Provided material:
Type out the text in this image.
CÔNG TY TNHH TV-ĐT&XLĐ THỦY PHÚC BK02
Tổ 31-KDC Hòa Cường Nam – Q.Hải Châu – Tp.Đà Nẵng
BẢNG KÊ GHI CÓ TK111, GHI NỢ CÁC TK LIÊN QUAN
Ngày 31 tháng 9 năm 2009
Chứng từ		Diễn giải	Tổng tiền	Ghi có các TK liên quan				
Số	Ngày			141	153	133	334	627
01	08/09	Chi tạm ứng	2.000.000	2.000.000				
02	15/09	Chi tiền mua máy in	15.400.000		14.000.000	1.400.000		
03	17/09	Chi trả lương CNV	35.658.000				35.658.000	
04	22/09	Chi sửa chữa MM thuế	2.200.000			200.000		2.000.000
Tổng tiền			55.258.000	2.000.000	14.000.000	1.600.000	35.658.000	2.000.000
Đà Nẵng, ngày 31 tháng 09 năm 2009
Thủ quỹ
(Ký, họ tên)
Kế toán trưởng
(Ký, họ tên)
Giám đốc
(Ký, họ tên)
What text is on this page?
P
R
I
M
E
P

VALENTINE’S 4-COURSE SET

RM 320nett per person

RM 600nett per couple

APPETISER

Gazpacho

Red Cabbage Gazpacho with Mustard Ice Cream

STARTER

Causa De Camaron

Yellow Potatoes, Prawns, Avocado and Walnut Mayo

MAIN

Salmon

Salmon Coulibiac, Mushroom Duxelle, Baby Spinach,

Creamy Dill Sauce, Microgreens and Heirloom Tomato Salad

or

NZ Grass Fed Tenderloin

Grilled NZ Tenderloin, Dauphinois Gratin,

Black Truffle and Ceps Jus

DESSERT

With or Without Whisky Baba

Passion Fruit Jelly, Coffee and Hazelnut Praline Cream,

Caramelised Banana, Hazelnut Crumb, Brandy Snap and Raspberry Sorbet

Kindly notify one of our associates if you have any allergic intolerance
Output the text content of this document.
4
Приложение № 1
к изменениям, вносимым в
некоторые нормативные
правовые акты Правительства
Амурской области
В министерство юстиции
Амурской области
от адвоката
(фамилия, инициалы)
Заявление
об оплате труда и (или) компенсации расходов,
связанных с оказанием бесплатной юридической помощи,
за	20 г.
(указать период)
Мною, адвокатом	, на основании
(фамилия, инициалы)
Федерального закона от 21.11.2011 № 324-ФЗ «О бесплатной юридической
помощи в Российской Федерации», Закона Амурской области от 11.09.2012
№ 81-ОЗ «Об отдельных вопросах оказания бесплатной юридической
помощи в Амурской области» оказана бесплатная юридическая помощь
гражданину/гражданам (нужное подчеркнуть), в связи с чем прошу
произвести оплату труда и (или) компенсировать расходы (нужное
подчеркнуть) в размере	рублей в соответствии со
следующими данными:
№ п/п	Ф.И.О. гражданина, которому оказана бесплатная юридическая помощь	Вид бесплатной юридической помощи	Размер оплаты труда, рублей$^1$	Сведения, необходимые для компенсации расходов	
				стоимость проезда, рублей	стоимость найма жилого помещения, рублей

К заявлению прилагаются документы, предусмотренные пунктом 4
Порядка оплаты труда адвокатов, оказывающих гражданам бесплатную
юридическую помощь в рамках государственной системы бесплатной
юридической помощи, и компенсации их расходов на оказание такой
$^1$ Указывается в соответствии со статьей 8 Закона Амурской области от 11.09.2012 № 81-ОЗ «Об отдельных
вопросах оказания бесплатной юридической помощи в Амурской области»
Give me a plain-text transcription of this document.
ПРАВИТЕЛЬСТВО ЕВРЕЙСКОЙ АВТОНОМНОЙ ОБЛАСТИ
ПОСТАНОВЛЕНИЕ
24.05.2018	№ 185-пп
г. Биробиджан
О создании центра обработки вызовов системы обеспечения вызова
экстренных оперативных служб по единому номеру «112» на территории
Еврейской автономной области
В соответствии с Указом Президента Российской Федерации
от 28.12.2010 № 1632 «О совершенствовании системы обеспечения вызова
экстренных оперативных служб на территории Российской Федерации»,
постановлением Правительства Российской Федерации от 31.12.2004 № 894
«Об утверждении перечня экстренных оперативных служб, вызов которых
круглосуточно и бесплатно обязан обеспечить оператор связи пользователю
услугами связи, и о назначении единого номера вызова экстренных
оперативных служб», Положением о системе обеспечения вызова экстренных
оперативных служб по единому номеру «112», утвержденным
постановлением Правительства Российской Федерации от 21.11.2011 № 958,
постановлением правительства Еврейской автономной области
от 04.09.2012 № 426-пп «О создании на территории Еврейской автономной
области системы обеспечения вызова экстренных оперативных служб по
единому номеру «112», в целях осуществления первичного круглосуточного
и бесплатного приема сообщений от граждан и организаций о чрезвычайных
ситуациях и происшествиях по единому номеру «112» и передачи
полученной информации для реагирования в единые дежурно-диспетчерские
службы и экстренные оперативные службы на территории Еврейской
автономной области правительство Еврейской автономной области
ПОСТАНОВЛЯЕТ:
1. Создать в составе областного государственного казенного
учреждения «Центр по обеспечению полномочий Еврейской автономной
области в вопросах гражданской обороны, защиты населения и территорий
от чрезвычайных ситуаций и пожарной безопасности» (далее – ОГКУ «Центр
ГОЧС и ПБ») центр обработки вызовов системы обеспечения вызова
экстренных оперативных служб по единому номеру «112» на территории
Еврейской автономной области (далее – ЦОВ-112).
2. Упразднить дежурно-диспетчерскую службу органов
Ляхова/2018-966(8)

What you should do: Collect the lines of the records that include the string "отдельных".

The answer:
№ 81-ОЗ «Об отдельных вопросах оказания бесплатной юридической
$^1$ Указывается в соответствии со статьей 8 Закона Амурской области от 11.09.2012 № 81-ОЗ «Об отдельных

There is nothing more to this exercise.